Extracted records:
↓↓↓

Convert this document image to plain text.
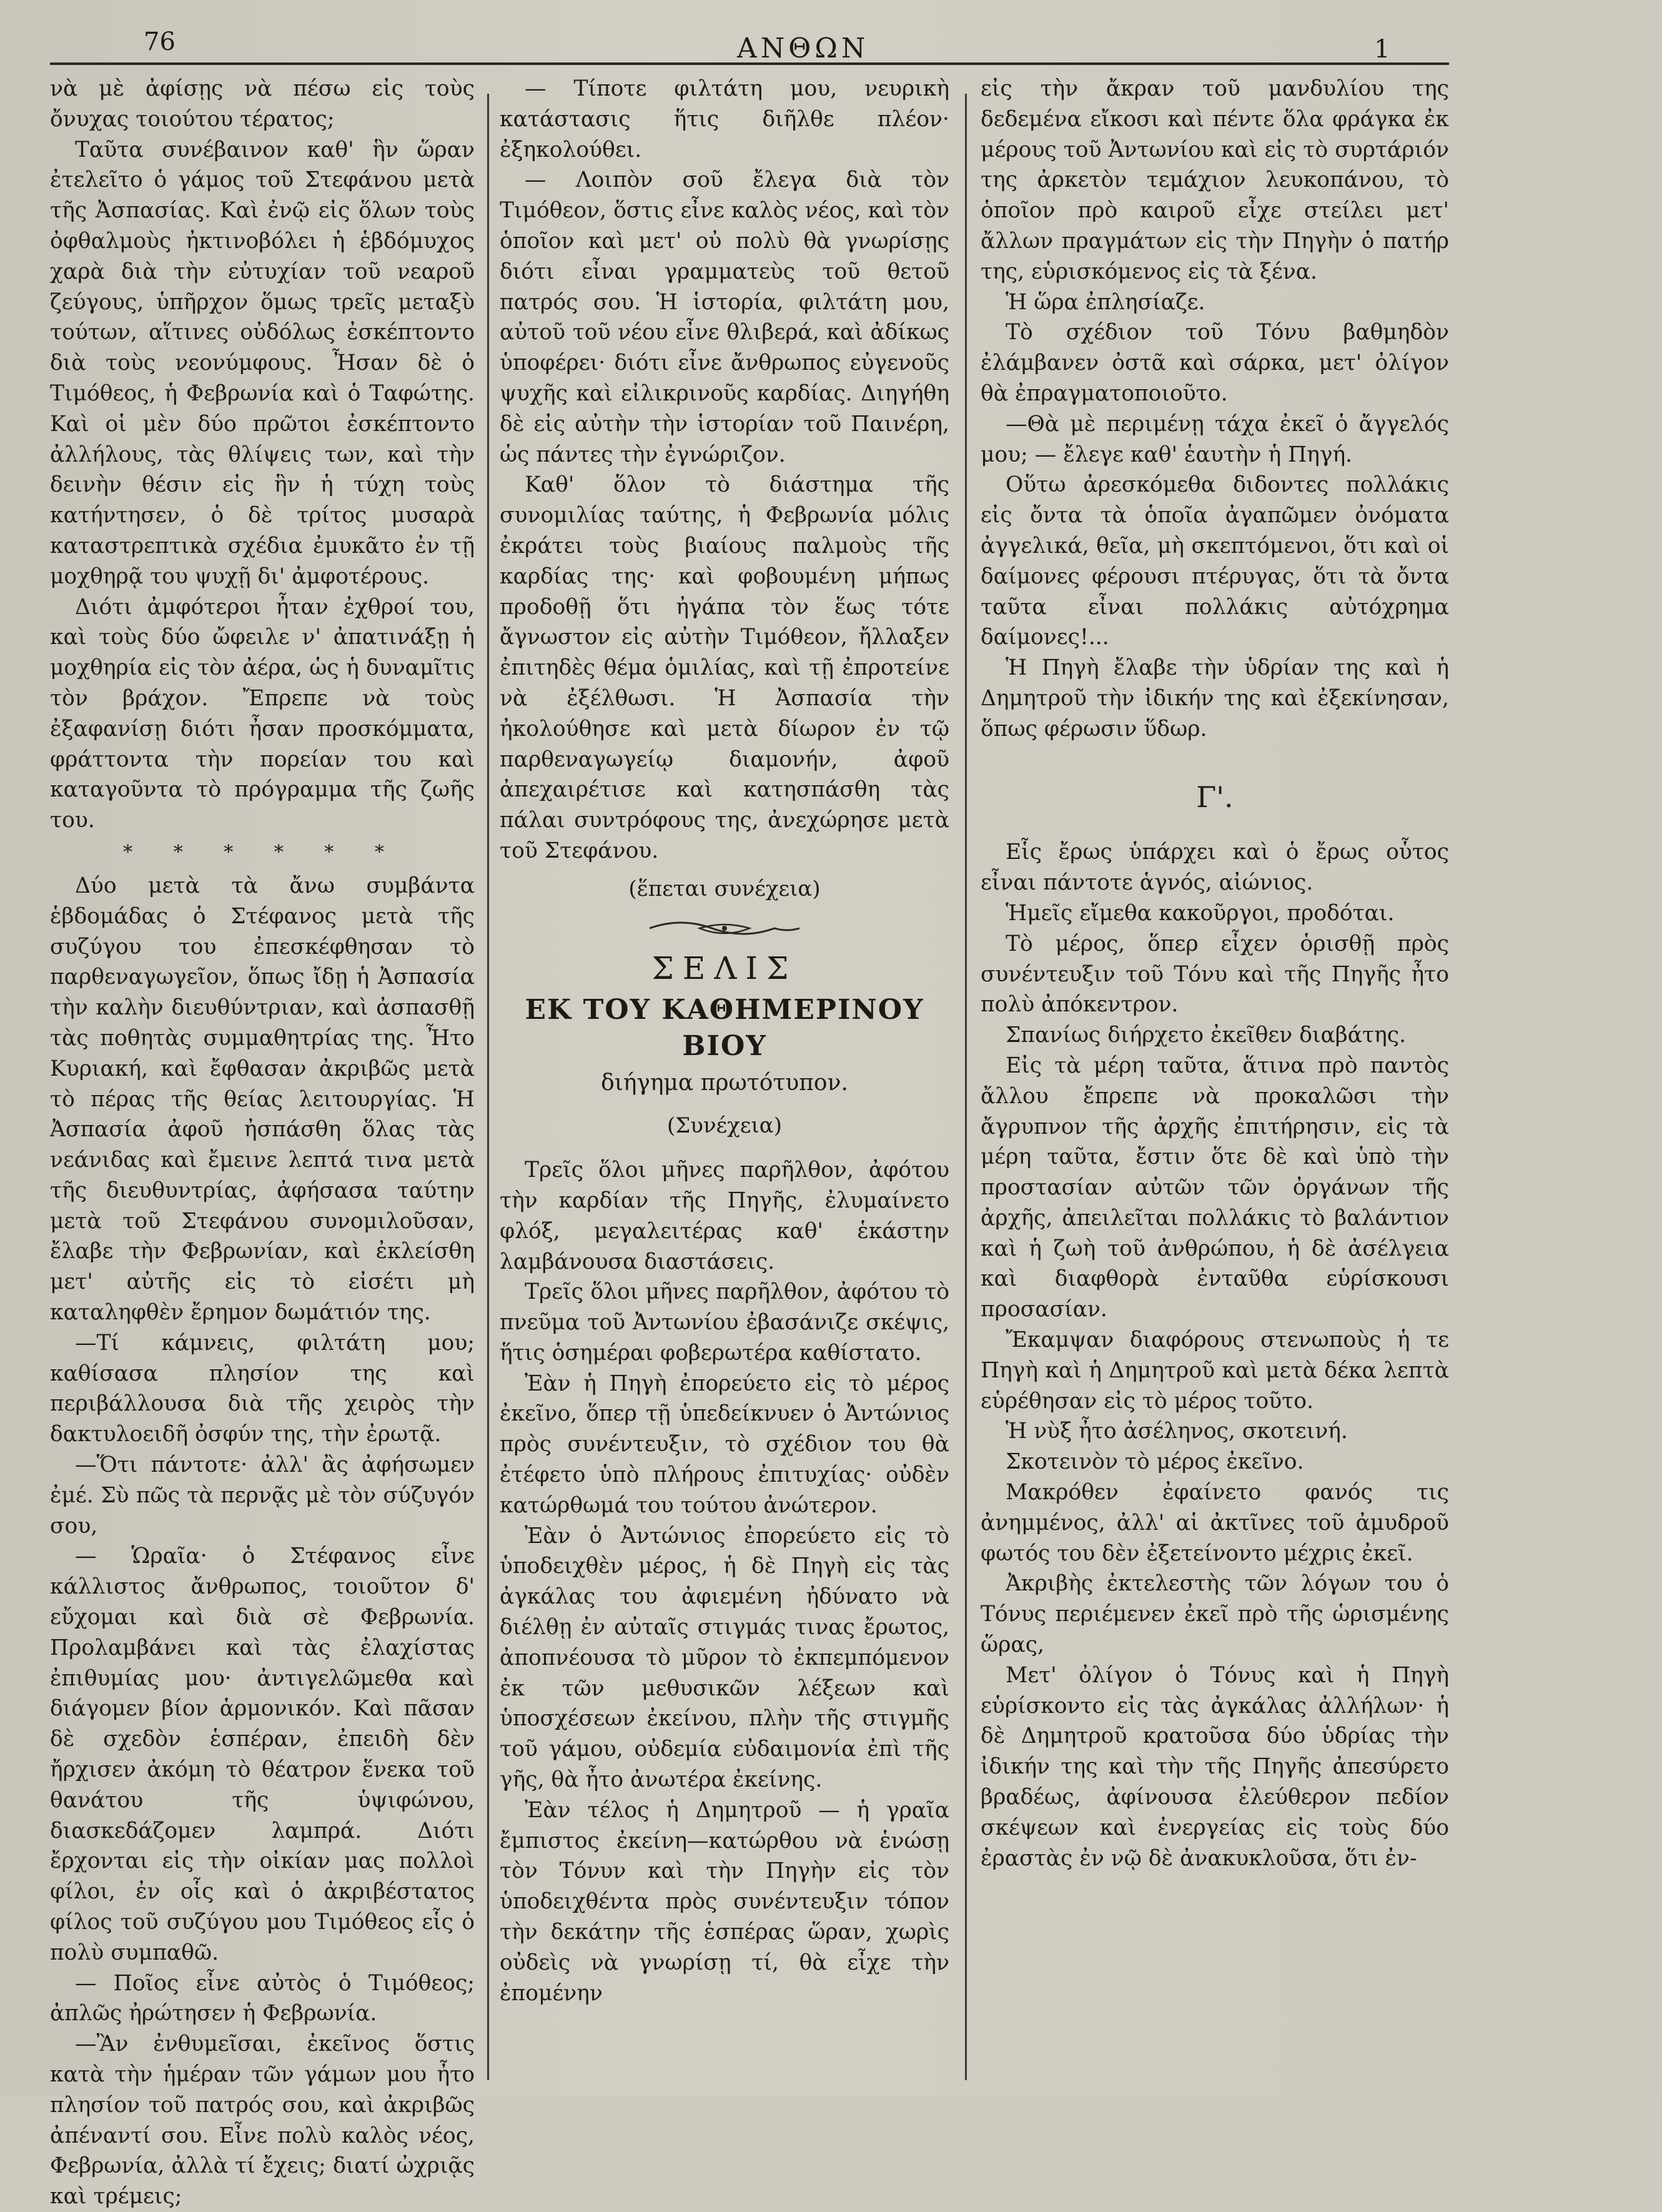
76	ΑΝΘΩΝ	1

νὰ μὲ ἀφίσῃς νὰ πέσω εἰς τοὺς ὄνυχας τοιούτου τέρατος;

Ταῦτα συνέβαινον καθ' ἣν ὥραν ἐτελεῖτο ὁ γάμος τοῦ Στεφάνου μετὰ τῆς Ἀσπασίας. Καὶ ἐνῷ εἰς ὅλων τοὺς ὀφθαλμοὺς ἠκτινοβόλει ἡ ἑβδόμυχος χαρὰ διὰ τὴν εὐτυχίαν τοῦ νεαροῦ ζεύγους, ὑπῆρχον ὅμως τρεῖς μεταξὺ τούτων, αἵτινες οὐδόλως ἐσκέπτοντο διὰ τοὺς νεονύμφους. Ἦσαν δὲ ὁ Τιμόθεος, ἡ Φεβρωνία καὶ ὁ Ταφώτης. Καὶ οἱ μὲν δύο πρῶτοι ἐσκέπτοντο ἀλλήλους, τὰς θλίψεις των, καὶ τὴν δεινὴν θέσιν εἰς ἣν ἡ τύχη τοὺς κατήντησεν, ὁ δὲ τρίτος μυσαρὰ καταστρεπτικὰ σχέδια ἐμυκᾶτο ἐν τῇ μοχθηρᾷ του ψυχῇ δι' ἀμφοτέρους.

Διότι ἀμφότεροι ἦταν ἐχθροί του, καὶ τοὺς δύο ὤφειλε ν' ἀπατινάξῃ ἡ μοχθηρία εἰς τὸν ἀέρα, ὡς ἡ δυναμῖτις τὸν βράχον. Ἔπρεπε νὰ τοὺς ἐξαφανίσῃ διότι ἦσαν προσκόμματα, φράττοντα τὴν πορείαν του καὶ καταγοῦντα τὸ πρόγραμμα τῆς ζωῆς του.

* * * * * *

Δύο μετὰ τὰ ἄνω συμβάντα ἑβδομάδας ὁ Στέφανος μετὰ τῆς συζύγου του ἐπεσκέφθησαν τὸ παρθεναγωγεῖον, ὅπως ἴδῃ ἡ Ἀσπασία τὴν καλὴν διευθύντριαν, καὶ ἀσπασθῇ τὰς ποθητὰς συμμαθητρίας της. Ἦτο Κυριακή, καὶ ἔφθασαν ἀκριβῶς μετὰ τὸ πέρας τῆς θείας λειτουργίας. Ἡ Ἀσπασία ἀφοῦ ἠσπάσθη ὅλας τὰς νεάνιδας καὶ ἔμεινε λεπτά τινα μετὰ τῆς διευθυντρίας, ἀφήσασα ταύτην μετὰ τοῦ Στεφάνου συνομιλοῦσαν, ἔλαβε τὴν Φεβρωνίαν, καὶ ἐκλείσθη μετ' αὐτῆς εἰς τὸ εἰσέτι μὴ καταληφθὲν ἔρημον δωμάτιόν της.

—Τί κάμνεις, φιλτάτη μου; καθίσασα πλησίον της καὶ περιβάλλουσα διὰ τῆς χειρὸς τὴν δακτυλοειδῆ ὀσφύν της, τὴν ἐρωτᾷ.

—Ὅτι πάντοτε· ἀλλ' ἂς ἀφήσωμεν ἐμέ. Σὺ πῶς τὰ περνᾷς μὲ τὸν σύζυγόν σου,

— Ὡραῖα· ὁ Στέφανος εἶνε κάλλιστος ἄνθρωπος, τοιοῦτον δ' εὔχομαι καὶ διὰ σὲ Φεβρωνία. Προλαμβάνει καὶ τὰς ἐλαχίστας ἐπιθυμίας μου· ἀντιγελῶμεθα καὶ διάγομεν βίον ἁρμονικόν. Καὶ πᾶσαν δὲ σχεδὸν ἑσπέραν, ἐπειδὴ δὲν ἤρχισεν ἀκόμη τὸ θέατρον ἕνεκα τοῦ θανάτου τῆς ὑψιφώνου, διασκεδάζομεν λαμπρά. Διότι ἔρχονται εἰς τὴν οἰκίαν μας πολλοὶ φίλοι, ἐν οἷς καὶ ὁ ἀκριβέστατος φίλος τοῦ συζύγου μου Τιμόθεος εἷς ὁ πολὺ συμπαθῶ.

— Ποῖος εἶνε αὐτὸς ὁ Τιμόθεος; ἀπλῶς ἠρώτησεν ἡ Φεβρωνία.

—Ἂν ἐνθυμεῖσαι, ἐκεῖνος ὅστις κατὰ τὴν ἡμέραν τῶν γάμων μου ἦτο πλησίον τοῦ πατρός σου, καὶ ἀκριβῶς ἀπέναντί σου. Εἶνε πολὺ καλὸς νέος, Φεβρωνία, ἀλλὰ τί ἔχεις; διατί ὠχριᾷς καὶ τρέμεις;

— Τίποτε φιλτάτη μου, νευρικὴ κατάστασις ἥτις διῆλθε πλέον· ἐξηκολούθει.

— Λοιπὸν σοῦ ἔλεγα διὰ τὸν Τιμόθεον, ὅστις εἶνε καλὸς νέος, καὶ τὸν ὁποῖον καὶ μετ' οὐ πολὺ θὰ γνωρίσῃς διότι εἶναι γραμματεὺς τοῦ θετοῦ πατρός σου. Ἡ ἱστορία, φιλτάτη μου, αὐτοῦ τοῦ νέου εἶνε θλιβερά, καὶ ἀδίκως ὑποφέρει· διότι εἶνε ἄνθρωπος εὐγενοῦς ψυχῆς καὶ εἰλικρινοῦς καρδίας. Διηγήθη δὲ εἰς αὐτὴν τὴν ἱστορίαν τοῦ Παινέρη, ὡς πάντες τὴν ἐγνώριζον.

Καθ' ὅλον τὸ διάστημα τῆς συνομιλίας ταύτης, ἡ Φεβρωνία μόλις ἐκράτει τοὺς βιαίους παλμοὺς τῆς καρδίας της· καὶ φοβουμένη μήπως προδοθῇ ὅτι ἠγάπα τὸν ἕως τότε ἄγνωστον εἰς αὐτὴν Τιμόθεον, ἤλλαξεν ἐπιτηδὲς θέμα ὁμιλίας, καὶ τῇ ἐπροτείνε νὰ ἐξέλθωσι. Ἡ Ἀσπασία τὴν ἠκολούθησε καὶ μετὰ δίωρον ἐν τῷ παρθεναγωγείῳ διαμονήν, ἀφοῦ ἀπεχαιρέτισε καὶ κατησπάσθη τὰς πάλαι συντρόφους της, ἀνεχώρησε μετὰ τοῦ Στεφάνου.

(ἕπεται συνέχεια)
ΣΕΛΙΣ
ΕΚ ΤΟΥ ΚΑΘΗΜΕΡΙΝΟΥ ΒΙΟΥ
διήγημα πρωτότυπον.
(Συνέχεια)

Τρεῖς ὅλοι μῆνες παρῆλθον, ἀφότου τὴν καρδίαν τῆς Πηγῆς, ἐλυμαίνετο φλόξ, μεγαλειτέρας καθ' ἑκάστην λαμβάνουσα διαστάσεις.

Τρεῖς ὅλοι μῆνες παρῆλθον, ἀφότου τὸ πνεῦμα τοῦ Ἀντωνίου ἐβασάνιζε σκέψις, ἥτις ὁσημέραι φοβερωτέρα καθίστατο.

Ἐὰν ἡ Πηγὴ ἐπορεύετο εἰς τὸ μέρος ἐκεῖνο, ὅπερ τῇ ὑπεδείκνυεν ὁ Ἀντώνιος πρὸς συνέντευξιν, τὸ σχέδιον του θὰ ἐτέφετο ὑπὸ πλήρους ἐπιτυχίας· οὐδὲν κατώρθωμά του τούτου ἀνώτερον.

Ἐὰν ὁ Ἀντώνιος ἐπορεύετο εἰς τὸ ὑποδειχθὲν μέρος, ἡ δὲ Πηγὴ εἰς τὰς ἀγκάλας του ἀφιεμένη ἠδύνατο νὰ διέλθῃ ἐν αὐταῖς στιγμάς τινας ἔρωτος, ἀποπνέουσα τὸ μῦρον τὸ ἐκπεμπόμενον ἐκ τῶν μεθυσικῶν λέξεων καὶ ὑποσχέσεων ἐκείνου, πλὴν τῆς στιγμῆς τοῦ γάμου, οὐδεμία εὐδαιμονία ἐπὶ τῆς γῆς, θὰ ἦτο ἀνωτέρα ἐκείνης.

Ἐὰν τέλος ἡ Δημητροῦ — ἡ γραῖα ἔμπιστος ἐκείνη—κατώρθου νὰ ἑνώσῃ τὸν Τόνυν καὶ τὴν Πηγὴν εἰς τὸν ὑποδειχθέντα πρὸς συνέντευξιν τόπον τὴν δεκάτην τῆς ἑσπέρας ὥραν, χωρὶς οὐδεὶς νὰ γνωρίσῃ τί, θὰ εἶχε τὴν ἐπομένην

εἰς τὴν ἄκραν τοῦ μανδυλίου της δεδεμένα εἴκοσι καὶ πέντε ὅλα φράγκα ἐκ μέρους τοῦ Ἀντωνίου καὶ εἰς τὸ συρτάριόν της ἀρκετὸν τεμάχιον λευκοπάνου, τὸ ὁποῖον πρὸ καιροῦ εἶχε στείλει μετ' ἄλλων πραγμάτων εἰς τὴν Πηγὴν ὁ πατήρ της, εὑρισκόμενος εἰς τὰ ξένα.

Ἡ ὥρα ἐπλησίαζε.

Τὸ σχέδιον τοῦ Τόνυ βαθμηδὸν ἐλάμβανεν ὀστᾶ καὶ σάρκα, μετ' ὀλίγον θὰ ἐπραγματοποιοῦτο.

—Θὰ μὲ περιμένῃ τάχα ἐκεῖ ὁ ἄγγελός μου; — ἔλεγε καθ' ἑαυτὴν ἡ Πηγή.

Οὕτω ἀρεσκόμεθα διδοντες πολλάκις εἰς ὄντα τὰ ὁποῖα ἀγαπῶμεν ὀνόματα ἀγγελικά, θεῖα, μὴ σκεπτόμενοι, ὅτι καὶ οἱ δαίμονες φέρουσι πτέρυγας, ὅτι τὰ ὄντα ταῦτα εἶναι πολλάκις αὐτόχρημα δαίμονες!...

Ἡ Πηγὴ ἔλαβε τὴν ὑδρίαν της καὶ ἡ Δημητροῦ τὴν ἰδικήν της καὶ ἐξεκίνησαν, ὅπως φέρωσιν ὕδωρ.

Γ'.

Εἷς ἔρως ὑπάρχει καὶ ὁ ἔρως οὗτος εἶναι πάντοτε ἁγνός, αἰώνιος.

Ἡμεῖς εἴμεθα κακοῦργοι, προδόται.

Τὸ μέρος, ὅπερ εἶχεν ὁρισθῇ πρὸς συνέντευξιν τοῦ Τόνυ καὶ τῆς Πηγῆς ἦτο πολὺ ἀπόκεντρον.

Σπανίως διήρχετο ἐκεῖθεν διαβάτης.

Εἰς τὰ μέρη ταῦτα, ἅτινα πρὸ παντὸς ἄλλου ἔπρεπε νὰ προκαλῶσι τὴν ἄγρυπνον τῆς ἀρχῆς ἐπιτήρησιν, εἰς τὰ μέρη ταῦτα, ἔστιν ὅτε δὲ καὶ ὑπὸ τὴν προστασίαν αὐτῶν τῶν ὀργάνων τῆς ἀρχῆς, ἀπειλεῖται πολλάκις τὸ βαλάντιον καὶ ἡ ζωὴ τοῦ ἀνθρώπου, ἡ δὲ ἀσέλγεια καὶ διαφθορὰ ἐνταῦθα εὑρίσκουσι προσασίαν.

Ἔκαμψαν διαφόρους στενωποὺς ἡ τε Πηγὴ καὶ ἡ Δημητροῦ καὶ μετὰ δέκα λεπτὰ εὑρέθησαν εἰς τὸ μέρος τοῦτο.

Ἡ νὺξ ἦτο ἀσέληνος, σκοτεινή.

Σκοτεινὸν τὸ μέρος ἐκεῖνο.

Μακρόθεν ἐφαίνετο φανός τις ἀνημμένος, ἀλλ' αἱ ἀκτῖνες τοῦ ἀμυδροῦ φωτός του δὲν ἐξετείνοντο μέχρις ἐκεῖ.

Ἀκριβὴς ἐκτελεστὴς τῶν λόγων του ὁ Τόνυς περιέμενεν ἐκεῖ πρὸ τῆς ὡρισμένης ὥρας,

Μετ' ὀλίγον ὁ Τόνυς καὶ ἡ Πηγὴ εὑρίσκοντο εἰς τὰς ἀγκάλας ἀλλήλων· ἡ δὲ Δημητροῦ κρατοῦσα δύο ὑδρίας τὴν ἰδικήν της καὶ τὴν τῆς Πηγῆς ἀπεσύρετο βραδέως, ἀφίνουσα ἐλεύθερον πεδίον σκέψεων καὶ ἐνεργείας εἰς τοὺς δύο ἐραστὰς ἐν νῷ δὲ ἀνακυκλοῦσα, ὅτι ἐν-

↑↑↑

▶ **Work required**
List the lines of the records where "ἰδικήν" occurs.

▶ **Written answer**
Ἡ Πηγὴ ἔλαβε τὴν ὑδρίαν της καὶ ἡ Δημητροῦ τὴν ἰδικήν της καὶ ἐξεκίνησαν, ὅπως φέρωσιν ὕδωρ.
Μετ' ὀλίγον ὁ Τόνυς καὶ ἡ Πηγὴ εὑρίσκοντο εἰς τὰς ἀγκάλας ἀλλήλων· ἡ δὲ Δημητροῦ κρατοῦσα δύο ὑδρίας τὴν ἰδικήν της καὶ τὴν τῆς Πηγῆς ἀπεσύρετο βραδέως, ἀφίνουσα ἐλεύθερον πεδίον σκέψεων καὶ ἐνεργείας εἰς τοὺς δύο ἐραστὰς ἐν νῷ δὲ ἀνακυκλοῦσα, ὅτι ἐν-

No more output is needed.